▶ Supplied material:
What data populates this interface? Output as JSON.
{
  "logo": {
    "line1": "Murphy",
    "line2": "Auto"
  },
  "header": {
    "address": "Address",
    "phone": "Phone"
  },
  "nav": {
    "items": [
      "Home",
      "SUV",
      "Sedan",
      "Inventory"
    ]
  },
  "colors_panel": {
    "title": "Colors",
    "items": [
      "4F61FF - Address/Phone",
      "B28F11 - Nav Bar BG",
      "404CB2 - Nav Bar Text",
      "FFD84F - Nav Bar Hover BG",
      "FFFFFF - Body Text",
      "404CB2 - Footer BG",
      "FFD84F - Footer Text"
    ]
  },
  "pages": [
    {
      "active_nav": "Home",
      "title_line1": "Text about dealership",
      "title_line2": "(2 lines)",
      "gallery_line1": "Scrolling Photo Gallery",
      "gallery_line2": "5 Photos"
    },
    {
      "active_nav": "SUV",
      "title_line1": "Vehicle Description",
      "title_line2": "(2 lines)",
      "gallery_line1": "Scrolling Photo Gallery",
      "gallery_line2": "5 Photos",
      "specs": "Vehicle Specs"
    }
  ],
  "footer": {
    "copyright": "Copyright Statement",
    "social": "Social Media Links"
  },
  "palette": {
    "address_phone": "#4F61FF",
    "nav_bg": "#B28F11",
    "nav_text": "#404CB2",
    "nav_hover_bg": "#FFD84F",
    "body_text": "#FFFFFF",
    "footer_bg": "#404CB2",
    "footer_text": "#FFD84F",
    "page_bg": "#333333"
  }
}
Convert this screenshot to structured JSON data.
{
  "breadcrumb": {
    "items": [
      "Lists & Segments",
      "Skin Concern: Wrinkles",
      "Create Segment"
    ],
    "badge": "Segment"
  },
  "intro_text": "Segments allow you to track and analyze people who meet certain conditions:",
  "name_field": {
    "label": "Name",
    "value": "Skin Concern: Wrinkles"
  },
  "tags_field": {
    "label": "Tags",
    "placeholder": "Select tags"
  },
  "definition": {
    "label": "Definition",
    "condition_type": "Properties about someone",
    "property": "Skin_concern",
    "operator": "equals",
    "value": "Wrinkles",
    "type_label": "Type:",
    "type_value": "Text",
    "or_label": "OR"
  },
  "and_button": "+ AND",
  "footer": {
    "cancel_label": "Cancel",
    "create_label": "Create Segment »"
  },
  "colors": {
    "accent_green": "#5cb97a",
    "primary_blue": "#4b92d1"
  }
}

▶ Work required: Copy out the lines from the line containing "Convert this screenshot" to the end of the listing above, without alteration.

▶ The reply:
Convert this screenshot to structured JSON data.
{
  "breadcrumb": {
    "items": [
      "Lists & Segments",
      "Skin Concern: Wrinkles",
      "Create Segment"
    ],
    "badge": "Segment"
  },
  "intro_text": "Segments allow you to track and analyze people who meet certain conditions:",
  "name_field": {
    "label": "Name",
    "value": "Skin Concern: Wrinkles"
  },
  "tags_field": {
    "label": "Tags",
    "placeholder": "Select tags"
  },
  "definition": {
    "label": "Definition",
    "condition_type": "Properties about someone",
    "property": "Skin_concern",
    "operator": "equals",
    "value": "Wrinkles",
    "type_label": "Type:",
    "type_value": "Text",
    "or_label": "OR"
  },
  "and_button": "+ AND",
  "footer": {
    "cancel_label": "Cancel",
    "create_label": "Create Segment »"
  },
  "colors": {
    "accent_green": "#5cb97a",
    "primary_blue": "#4b92d1"
  }
}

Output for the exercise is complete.